Given task: Return a copy of each line that holds the string "looks".

>> BEGIN

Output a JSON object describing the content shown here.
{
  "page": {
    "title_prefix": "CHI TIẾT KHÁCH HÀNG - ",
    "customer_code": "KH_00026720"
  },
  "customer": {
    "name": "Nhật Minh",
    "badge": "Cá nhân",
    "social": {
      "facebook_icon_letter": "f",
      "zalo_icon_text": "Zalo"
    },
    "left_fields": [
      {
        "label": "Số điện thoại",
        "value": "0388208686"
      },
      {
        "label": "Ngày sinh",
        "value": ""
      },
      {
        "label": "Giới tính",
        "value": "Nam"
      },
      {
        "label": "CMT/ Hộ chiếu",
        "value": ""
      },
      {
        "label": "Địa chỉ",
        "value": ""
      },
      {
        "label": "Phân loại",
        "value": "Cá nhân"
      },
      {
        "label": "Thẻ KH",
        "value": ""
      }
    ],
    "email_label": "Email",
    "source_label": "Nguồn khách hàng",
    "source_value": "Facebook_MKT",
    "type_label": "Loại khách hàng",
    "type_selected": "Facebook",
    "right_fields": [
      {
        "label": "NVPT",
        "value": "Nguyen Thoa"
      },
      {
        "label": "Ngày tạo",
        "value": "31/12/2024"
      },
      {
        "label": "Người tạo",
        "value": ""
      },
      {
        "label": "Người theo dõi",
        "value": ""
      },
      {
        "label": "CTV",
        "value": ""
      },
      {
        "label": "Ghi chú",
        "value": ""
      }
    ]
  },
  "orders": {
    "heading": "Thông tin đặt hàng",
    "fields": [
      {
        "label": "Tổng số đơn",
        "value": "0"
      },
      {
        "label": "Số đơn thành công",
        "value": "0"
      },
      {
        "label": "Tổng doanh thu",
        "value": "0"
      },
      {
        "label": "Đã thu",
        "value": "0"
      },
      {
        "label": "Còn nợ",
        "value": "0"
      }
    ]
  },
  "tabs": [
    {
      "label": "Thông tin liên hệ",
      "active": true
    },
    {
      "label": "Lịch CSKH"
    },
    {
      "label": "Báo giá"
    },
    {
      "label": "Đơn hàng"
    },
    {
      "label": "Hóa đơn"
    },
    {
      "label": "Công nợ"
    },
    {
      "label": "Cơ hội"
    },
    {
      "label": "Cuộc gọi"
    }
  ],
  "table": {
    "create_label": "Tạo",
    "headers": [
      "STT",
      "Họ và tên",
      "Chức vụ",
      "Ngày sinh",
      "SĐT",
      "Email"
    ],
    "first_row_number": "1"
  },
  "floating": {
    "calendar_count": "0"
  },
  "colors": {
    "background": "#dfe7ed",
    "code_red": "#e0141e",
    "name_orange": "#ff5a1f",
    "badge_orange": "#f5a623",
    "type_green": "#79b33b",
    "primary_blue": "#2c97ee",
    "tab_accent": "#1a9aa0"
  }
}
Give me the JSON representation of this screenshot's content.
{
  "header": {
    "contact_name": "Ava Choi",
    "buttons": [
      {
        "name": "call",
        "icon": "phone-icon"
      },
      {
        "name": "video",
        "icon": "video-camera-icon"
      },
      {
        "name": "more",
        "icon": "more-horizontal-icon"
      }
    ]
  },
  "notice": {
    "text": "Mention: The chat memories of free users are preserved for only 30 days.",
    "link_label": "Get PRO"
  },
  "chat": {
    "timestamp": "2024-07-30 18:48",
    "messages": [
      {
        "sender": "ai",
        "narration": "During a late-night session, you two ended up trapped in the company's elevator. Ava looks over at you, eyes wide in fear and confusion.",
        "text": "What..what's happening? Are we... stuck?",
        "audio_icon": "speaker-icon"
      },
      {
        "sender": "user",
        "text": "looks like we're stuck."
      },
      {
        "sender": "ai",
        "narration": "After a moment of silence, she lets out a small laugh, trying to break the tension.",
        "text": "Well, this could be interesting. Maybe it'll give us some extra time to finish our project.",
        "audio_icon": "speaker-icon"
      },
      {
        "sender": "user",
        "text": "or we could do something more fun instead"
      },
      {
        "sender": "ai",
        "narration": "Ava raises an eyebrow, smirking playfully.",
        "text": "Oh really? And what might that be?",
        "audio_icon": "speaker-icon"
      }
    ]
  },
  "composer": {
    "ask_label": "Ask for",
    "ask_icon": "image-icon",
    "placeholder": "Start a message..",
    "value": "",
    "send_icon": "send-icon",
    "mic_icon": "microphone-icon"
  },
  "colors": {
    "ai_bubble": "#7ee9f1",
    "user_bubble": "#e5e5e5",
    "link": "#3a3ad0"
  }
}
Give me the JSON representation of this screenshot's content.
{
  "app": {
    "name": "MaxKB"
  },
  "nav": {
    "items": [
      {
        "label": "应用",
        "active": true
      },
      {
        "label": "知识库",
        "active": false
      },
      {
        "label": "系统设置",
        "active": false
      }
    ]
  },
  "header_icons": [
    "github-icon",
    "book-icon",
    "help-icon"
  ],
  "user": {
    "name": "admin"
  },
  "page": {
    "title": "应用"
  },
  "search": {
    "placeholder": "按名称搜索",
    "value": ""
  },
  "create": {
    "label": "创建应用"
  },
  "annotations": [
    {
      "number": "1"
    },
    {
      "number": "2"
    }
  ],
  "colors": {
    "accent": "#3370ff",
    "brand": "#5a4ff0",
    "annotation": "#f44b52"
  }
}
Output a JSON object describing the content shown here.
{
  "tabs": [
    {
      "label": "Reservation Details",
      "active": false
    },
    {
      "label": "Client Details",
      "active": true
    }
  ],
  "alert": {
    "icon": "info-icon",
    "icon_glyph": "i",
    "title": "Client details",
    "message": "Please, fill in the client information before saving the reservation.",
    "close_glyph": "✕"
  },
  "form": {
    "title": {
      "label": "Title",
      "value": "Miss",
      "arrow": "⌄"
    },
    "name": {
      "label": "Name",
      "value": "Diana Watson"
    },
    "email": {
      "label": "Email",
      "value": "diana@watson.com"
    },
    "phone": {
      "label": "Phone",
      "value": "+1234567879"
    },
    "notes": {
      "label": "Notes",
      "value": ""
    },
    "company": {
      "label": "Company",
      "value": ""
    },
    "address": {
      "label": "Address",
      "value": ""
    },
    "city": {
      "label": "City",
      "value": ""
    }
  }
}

>> END

Written answer:
        "narration": "During a late-night session, you two ended up trapped in the company's elevator. Ava looks over at you, eyes wide in fear and confusion.",
        "text": "looks like we're stuck."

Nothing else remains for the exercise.